Check every line below for the string "right", and copy the lines that contain it.
━━━━━ Records supplied ━━━━━
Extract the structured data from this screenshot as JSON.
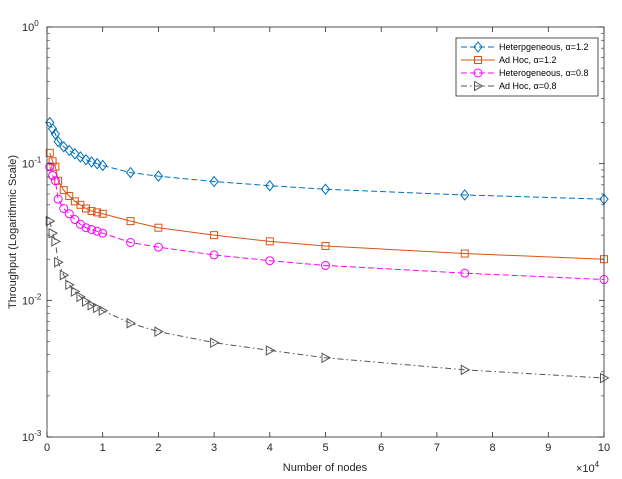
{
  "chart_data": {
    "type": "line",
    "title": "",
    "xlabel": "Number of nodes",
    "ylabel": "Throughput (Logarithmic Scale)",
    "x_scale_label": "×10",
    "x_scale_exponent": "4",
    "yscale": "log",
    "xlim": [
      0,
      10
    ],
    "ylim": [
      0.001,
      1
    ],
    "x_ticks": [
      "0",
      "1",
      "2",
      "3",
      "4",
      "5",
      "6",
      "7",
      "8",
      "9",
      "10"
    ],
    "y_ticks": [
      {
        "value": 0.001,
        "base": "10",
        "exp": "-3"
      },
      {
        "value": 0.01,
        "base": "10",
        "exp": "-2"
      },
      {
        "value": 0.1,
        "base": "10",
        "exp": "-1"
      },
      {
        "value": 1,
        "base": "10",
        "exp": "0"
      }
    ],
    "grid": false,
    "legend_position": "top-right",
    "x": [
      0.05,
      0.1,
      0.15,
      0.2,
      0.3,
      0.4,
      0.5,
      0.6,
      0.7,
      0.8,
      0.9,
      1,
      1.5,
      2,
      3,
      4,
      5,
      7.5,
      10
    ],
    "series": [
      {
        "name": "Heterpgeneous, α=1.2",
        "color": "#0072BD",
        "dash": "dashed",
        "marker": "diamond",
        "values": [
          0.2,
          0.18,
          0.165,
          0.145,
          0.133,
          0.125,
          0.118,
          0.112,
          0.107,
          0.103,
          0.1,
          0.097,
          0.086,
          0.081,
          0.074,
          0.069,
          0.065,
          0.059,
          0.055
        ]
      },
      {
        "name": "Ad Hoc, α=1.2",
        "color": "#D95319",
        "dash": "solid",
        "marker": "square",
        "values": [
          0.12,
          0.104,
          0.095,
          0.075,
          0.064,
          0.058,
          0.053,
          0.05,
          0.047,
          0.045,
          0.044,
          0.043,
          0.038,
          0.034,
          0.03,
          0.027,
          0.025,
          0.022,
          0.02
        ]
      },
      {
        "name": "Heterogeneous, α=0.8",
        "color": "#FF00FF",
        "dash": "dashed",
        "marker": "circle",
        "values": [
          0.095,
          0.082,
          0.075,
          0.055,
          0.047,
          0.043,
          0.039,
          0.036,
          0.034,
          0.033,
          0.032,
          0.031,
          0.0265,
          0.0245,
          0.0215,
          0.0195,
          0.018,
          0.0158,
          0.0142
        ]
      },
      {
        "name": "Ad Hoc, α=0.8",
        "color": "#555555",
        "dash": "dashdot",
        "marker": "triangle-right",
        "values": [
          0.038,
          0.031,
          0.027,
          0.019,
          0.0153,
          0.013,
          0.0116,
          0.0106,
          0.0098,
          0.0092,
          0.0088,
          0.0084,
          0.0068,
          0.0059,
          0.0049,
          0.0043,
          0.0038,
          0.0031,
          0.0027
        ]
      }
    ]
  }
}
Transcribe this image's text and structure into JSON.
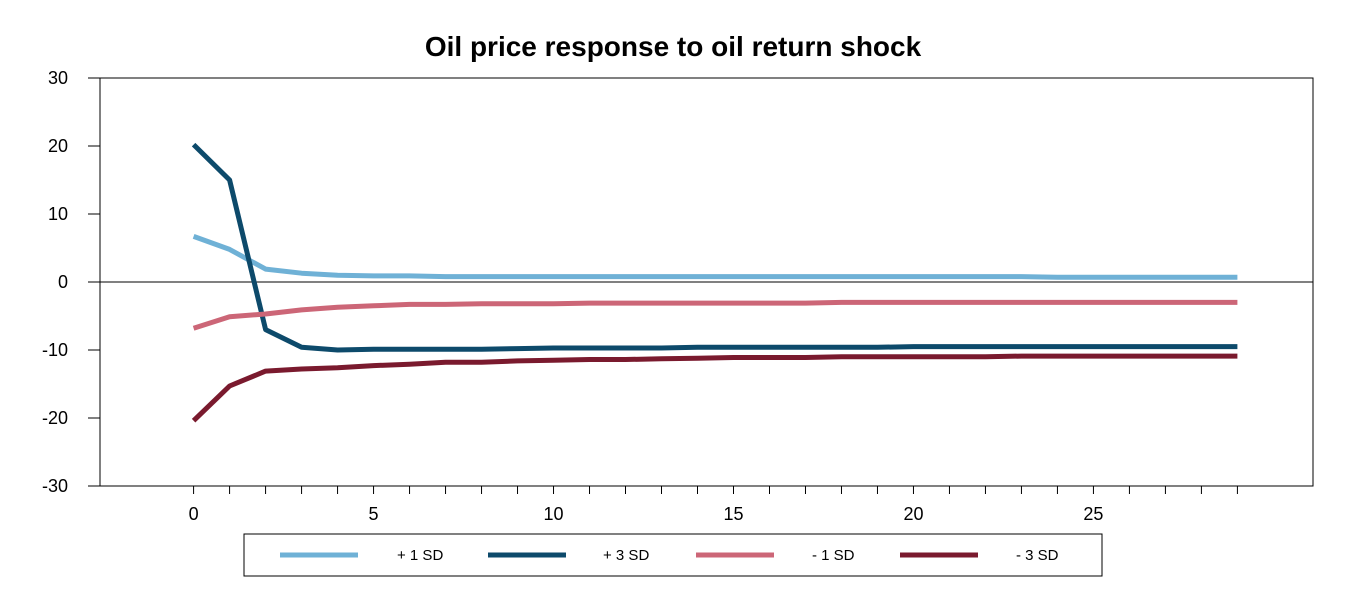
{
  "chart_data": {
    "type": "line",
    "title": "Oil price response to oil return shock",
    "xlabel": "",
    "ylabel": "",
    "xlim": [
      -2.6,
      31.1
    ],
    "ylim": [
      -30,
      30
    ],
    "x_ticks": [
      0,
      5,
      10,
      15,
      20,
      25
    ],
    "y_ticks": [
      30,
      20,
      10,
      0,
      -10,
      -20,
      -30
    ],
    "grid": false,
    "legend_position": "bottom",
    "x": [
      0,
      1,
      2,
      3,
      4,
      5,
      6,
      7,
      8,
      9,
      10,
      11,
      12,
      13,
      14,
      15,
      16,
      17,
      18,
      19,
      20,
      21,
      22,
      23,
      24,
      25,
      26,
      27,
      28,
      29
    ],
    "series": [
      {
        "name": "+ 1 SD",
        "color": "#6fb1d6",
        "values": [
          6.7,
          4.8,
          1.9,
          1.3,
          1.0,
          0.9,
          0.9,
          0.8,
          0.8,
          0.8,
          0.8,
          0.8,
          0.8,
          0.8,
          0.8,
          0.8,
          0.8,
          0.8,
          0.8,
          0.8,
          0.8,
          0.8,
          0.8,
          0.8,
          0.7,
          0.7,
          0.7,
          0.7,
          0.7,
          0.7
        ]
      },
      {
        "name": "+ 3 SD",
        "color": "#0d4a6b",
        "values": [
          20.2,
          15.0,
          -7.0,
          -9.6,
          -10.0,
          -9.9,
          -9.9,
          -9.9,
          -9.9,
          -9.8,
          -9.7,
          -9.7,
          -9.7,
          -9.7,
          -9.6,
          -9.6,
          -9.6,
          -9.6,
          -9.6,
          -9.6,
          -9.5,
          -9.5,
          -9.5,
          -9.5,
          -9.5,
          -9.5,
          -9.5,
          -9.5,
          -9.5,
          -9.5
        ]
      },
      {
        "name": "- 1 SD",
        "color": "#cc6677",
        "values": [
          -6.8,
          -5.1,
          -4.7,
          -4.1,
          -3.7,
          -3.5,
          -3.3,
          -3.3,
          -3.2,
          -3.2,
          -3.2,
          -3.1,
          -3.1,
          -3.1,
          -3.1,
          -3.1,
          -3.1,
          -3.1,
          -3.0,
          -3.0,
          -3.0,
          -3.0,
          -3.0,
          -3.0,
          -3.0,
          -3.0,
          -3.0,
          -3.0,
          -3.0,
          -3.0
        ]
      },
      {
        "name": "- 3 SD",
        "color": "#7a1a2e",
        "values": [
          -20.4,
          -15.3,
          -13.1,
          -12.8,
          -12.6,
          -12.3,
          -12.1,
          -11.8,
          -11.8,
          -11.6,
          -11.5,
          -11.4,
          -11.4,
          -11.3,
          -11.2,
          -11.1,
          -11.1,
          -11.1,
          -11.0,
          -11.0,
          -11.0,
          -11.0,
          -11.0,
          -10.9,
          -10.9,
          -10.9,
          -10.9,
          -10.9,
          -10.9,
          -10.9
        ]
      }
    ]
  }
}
━━━━━
━━━━━ Records supplied ━━━━━
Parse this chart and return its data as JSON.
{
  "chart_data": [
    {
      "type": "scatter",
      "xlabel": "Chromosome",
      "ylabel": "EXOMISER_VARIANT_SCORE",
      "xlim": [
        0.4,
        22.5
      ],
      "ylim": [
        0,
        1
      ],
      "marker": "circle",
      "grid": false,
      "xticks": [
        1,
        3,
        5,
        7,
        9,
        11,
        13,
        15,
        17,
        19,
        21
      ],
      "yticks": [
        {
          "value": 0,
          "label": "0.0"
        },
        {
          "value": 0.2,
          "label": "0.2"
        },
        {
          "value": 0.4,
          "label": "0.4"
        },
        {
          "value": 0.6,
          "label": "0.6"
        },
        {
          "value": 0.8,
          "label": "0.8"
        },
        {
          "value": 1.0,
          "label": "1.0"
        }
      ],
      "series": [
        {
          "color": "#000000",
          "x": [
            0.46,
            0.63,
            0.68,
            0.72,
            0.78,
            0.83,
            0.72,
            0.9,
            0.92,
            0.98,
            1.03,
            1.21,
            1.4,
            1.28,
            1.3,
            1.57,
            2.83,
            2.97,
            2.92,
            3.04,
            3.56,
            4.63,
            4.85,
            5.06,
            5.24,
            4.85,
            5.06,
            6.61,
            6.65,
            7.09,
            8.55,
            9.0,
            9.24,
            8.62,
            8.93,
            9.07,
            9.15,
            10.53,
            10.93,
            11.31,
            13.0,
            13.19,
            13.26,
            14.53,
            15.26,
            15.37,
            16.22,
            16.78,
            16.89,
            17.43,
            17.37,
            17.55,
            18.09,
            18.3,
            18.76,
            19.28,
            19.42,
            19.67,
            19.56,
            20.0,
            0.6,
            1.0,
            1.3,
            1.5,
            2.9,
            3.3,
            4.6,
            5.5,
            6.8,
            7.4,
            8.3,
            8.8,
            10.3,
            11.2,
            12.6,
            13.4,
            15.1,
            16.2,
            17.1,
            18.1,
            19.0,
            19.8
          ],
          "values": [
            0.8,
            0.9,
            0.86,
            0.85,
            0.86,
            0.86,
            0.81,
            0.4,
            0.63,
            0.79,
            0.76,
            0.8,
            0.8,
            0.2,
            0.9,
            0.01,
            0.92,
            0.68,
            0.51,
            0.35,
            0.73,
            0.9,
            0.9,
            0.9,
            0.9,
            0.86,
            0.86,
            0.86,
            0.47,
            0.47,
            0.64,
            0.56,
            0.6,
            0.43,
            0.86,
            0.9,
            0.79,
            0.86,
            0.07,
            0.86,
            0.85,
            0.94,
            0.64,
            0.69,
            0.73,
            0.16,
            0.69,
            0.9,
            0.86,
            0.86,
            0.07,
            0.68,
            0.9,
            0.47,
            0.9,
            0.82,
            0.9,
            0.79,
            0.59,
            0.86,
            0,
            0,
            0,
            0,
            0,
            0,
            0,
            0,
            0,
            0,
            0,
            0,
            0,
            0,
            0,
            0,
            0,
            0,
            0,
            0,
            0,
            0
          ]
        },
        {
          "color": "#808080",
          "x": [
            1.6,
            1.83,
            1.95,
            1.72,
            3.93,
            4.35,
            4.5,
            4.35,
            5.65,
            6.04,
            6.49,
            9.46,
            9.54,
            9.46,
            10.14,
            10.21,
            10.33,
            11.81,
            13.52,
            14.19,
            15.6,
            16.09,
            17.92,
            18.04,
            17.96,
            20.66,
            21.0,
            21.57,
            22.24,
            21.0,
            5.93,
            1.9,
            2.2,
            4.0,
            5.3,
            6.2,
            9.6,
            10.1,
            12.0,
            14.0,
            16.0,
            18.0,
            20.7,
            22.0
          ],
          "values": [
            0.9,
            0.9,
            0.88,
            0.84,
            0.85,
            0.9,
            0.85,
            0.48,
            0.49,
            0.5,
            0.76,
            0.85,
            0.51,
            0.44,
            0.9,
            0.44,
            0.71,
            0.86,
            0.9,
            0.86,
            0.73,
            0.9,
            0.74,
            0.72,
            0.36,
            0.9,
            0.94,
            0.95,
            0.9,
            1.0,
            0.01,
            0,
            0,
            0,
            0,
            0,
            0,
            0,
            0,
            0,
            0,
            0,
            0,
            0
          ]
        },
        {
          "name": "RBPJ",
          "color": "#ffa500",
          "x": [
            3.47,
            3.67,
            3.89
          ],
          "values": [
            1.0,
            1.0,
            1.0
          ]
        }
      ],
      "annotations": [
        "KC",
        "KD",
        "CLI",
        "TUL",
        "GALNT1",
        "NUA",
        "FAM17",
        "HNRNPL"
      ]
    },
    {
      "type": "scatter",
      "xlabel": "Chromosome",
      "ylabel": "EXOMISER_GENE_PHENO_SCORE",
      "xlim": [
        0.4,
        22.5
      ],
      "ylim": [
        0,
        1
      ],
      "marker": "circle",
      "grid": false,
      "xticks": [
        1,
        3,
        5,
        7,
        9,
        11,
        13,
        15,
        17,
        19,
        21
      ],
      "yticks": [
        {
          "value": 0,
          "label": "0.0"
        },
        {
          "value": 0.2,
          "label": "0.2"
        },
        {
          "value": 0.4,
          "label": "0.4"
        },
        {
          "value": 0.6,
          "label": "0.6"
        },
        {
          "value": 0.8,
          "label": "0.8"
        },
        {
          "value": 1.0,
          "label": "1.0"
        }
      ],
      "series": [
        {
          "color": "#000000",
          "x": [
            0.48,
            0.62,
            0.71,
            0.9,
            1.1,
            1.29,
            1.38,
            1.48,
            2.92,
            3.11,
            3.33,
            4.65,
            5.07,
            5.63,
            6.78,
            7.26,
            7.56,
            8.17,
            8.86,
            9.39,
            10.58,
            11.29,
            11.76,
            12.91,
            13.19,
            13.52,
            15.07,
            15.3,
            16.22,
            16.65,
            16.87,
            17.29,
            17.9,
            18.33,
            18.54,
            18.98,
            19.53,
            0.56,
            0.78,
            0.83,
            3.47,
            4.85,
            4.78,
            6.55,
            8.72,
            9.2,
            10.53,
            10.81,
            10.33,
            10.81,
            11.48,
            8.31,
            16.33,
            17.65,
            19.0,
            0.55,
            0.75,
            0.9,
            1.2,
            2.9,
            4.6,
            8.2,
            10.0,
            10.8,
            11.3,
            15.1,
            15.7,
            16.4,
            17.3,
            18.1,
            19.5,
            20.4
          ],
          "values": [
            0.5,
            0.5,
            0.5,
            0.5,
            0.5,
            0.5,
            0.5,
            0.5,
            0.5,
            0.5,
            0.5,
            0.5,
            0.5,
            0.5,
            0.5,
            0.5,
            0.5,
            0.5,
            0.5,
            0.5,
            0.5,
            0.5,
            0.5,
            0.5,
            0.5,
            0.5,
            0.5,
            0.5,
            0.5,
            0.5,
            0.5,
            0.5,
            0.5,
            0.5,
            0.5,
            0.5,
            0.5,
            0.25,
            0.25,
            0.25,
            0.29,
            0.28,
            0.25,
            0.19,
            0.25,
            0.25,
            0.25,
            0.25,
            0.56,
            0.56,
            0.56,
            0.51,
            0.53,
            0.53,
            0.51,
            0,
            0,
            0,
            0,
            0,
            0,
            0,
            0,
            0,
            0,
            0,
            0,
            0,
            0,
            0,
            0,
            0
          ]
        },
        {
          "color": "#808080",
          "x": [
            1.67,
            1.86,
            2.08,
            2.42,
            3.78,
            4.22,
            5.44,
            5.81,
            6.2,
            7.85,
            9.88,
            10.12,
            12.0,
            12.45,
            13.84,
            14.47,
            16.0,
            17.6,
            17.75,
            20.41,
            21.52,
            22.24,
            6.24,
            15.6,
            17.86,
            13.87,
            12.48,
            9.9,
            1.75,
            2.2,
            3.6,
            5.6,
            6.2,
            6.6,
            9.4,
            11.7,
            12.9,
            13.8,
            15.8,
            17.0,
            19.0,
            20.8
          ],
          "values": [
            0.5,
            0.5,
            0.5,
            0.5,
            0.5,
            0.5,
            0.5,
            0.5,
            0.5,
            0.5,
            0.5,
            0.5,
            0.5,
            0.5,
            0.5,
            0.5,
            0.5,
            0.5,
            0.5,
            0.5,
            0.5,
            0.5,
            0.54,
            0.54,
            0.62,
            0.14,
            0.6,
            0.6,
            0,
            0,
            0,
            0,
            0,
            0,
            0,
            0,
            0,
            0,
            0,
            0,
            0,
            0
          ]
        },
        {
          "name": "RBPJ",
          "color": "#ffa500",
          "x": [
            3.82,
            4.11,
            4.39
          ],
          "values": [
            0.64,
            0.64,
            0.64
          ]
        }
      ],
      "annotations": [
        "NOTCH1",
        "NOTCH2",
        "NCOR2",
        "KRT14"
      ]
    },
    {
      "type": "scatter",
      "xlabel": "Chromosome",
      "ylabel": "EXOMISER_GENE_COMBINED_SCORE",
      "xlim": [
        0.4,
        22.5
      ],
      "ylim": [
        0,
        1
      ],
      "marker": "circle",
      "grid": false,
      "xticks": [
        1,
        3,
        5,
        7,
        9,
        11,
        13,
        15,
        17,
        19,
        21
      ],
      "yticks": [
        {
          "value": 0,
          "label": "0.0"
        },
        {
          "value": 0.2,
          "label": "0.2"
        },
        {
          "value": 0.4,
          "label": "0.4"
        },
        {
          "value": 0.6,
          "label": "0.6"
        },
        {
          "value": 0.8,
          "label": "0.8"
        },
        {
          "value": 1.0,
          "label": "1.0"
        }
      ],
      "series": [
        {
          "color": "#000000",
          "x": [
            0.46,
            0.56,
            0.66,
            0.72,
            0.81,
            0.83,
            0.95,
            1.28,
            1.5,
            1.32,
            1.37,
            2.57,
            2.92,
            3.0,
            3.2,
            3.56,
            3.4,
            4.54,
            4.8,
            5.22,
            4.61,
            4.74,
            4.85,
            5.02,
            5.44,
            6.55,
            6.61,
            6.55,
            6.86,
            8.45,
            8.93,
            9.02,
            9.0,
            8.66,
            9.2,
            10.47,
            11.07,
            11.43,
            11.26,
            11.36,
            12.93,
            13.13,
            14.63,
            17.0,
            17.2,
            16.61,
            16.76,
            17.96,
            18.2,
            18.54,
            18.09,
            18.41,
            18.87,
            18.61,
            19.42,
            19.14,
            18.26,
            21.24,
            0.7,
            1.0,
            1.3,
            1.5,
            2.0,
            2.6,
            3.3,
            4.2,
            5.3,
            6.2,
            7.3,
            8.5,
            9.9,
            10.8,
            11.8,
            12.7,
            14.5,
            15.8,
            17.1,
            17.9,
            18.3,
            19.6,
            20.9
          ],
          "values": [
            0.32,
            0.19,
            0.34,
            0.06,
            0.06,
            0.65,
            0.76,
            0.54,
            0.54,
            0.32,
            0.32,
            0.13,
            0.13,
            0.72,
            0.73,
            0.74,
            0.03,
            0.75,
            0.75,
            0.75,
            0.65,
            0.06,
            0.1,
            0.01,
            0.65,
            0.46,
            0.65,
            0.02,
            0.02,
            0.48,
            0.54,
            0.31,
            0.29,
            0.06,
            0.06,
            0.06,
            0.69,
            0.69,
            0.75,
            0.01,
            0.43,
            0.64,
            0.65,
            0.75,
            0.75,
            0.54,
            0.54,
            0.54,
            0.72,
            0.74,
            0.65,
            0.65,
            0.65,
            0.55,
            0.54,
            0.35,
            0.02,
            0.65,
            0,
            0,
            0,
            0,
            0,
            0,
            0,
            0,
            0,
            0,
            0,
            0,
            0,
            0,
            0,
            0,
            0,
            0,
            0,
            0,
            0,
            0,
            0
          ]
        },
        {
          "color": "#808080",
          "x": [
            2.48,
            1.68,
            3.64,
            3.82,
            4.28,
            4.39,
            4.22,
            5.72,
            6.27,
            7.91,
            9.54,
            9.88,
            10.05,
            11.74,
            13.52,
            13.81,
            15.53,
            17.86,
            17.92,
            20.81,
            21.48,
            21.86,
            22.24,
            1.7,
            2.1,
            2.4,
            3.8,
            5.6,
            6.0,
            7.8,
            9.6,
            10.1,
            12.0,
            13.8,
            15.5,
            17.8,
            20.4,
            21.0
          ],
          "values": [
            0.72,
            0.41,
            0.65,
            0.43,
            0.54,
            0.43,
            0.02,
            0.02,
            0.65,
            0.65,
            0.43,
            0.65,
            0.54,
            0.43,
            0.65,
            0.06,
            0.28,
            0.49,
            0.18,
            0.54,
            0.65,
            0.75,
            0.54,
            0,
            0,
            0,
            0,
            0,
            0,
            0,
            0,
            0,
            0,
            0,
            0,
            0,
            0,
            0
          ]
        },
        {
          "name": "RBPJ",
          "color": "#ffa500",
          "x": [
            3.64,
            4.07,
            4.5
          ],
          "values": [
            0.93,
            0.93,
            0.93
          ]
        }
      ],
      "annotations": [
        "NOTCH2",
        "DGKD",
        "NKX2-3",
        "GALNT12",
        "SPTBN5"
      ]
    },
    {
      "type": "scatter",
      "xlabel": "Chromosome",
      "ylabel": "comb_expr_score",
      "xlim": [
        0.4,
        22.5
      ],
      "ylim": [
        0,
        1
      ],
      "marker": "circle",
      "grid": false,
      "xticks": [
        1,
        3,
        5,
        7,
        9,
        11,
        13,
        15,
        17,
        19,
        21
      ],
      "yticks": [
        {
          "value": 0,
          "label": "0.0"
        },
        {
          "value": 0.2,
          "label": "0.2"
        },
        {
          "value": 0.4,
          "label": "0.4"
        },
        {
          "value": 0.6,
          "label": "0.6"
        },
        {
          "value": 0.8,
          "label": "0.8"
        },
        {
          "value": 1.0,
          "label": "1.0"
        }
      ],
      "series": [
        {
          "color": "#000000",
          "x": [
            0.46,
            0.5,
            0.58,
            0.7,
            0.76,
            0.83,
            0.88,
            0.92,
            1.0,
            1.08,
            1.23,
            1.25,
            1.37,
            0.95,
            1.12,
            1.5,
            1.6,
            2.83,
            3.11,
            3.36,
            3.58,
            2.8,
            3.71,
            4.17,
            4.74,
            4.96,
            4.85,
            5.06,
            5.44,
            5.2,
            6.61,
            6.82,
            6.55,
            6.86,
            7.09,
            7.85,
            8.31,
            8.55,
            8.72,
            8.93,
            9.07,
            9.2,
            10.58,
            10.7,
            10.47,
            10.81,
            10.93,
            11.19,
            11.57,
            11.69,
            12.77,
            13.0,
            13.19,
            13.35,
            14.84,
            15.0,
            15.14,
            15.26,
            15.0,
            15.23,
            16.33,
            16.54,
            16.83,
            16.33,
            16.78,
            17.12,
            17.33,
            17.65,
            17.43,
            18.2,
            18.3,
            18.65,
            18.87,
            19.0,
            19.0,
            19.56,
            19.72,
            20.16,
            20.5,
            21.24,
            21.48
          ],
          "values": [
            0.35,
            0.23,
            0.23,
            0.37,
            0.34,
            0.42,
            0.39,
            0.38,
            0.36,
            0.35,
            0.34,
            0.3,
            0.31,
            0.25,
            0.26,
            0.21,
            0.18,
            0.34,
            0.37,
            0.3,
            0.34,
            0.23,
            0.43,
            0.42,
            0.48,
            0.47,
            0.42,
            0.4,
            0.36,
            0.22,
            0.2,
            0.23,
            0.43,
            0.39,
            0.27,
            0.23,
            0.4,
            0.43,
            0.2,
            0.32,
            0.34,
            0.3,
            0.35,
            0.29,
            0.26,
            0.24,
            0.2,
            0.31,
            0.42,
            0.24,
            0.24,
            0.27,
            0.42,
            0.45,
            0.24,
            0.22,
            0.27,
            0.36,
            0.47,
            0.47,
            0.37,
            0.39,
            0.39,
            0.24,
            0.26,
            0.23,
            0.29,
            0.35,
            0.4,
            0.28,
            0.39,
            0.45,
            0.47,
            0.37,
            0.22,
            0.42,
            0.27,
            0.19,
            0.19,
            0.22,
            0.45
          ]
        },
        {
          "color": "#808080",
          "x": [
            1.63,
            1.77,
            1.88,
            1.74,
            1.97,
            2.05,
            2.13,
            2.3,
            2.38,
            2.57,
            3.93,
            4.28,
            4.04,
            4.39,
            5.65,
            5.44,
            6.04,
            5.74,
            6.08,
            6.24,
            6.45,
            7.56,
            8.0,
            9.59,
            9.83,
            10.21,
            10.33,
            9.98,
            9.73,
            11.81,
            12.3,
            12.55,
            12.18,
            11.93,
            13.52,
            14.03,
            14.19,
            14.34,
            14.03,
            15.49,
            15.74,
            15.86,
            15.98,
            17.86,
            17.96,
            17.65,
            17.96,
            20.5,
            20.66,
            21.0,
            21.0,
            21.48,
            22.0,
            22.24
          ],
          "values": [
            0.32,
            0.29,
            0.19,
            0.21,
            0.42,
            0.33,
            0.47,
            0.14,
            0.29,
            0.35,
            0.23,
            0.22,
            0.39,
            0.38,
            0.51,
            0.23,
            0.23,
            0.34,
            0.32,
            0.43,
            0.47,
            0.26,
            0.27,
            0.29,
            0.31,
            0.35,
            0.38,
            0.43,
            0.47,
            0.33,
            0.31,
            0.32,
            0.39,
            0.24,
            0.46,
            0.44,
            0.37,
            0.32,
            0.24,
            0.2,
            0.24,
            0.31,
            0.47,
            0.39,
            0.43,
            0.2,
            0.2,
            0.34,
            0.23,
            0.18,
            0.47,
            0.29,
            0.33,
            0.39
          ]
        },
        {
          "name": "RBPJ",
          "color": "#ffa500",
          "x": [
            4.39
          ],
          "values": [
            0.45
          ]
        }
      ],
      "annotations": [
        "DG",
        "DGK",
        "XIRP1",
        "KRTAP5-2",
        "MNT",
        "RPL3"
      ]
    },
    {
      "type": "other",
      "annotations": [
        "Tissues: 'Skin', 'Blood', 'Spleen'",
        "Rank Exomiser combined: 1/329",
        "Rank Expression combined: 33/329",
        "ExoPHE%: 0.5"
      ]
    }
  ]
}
━━━━━
_Response_.
    "legend_position": "top-right",
        "marker": "triangle-right",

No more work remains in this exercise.